>> start Entries provided

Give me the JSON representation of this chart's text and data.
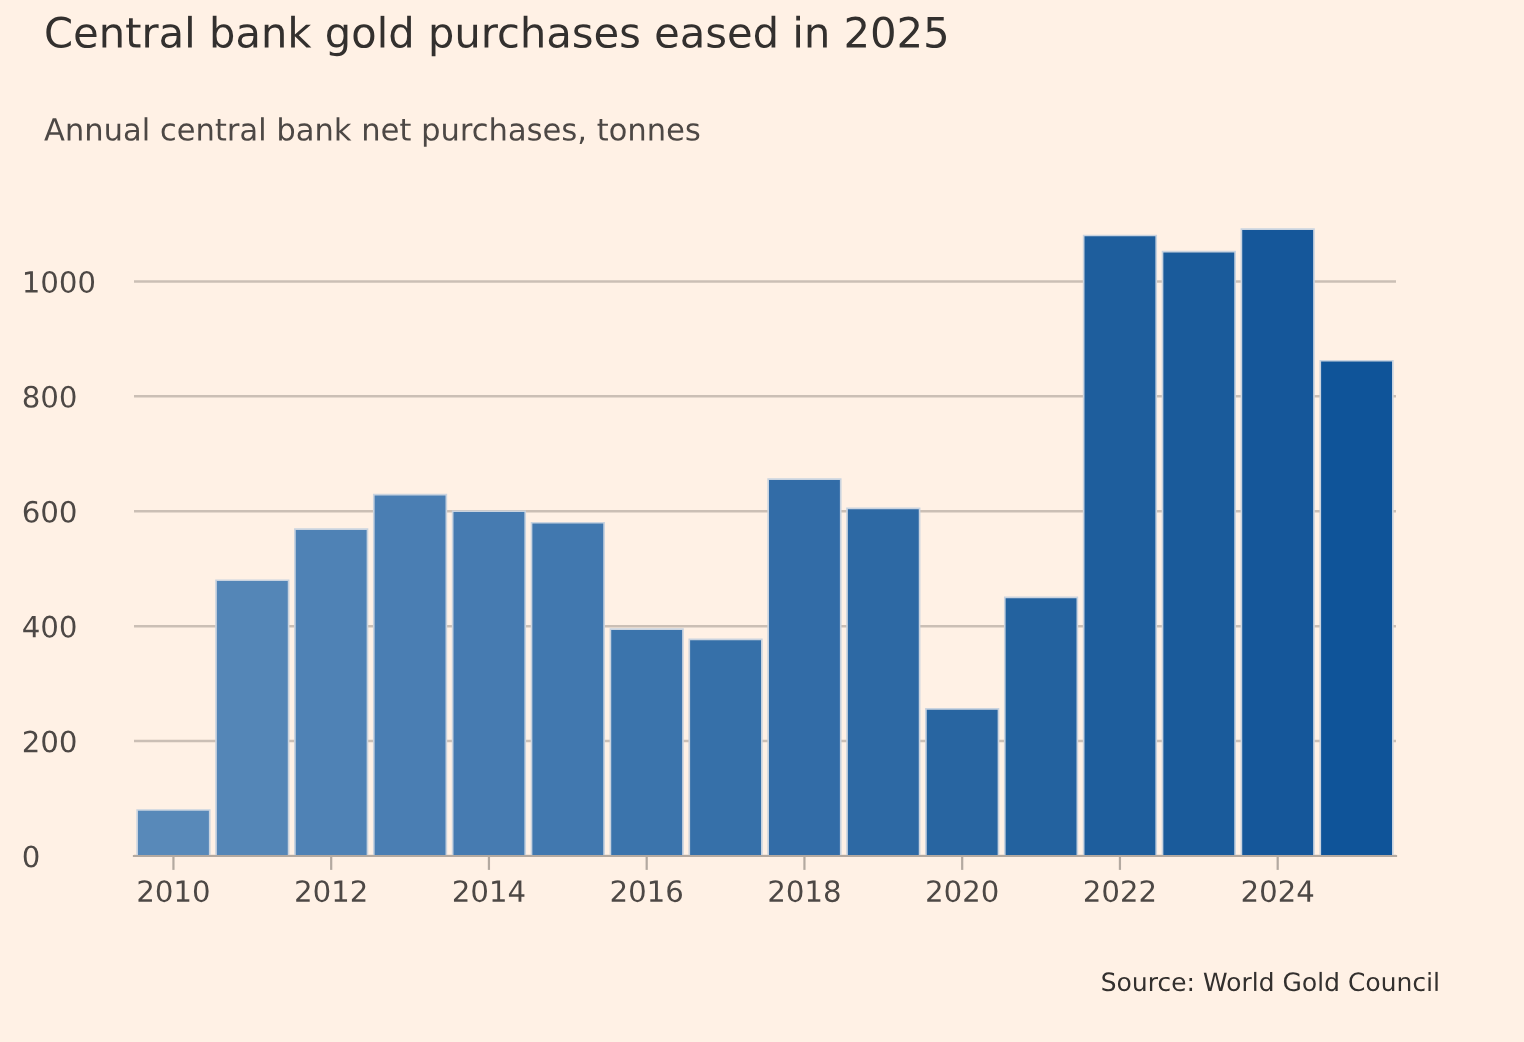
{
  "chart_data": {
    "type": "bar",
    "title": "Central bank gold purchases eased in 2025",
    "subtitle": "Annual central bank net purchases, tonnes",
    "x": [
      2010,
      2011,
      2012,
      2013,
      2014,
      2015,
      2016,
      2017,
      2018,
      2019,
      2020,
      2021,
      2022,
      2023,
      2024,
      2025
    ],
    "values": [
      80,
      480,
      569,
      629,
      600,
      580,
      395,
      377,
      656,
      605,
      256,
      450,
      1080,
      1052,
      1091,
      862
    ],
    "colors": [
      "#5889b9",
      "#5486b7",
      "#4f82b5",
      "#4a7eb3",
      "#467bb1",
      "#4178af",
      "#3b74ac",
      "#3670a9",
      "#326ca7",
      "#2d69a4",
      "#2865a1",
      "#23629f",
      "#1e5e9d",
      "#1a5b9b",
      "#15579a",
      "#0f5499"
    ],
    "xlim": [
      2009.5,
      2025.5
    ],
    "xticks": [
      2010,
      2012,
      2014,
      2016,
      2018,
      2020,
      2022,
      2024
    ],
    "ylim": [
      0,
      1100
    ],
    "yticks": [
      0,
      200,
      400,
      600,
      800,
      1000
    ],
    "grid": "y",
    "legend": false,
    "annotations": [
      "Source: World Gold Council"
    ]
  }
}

>> end Entries provided

| Your instructions |
Every record above should come back exactly, but without its pictures.

| Solved exercise |
Give me the JSON representation of this chart's text and data.
{
  "chart_data": {
    "type": "bar",
    "title": "Central bank gold purchases eased in 2025",
    "subtitle": "Annual central bank net purchases, tonnes",
    "x": [
      2010,
      2011,
      2012,
      2013,
      2014,
      2015,
      2016,
      2017,
      2018,
      2019,
      2020,
      2021,
      2022,
      2023,
      2024,
      2025
    ],
    "values": [
      80,
      480,
      569,
      629,
      600,
      580,
      395,
      377,
      656,
      605,
      256,
      450,
      1080,
      1052,
      1091,
      862
    ],
    "colors": [
      "#5889b9",
      "#5486b7",
      "#4f82b5",
      "#4a7eb3",
      "#467bb1",
      "#4178af",
      "#3b74ac",
      "#3670a9",
      "#326ca7",
      "#2d69a4",
      "#2865a1",
      "#23629f",
      "#1e5e9d",
      "#1a5b9b",
      "#15579a",
      "#0f5499"
    ],
    "xlim": [
      2009.5,
      2025.5
    ],
    "xticks": [
      2010,
      2012,
      2014,
      2016,
      2018,
      2020,
      2022,
      2024
    ],
    "ylim": [
      0,
      1100
    ],
    "yticks": [
      0,
      200,
      400,
      600,
      800,
      1000
    ],
    "grid": "y",
    "legend": false,
    "annotations": [
      "Source: World Gold Council"
    ]
  }
}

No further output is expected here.